▶ _What the task requires_
Starting at the line that holds "Output the text content of this document.", set down each line through the end of the listing, exactly as written and with nothing added.

▶ _Provided data_

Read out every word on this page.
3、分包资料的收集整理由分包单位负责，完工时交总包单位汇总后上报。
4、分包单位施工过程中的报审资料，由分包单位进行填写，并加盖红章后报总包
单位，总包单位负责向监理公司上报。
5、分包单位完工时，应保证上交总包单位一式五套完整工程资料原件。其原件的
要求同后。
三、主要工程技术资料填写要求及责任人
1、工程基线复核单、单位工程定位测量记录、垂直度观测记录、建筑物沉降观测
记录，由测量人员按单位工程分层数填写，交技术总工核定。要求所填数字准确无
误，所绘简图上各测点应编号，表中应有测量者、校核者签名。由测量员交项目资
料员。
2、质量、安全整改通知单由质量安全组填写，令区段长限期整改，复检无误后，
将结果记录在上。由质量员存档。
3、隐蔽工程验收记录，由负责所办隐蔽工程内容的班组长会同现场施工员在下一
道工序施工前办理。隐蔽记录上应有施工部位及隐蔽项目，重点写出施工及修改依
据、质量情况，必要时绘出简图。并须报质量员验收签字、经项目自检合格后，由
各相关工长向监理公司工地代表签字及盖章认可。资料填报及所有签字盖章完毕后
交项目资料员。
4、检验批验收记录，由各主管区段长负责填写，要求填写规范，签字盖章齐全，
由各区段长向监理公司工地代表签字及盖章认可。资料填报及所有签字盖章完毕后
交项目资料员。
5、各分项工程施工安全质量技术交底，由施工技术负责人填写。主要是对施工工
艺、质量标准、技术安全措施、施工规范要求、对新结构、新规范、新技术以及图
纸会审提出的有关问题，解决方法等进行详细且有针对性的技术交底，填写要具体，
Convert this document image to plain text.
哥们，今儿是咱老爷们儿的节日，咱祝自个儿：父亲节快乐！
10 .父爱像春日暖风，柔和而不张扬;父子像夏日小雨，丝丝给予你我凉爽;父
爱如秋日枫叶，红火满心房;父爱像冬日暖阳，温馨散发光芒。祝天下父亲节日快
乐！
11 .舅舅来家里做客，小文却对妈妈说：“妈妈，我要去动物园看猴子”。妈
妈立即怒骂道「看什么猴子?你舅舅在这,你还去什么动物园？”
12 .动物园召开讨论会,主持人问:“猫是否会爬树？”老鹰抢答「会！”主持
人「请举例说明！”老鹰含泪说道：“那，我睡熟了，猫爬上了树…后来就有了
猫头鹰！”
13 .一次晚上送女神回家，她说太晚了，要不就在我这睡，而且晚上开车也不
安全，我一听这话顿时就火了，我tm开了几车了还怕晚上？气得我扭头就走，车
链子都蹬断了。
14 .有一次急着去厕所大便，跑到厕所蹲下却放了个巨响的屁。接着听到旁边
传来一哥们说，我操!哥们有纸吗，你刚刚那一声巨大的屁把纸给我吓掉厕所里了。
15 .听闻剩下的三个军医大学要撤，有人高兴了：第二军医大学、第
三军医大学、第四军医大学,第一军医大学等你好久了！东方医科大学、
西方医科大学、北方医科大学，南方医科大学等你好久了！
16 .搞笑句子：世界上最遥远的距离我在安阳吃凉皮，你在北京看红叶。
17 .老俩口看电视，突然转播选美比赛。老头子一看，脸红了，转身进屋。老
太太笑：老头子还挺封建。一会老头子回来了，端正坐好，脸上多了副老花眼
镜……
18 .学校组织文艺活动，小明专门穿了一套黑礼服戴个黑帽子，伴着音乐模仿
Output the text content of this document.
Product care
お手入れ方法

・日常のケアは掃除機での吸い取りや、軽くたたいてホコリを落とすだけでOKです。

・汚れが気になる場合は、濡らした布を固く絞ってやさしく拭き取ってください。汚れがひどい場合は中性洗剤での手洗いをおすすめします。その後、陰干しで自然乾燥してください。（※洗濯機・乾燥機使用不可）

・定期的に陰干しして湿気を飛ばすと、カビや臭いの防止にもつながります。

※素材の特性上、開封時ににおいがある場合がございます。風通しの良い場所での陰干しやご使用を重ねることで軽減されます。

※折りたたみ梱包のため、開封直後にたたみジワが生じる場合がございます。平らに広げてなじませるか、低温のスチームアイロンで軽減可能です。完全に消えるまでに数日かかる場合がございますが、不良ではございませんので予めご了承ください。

▶ _Result below_
Output the text content of this document.
Product care
お手入れ方法

・日常のケアは掃除機での吸い取りや、軽くたたいてホコリを落とすだけでOKです。

・汚れが気になる場合は、濡らした布を固く絞ってやさしく拭き取ってください。汚れがひどい場合は中性洗剤での手洗いをおすすめします。その後、陰干しで自然乾燥してください。（※洗濯機・乾燥機使用不可）

・定期的に陰干しして湿気を飛ばすと、カビや臭いの防止にもつながります。

※素材の特性上、開封時ににおいがある場合がございます。風通しの良い場所での陰干しやご使用を重ねることで軽減されます。

※折りたたみ梱包のため、開封直後にたたみジワが生じる場合がございます。平らに広げてなじませるか、低温のスチームアイロンで軽減可能です。完全に消えるまでに数日かかる場合がございますが、不良ではございませんので予めご了承ください。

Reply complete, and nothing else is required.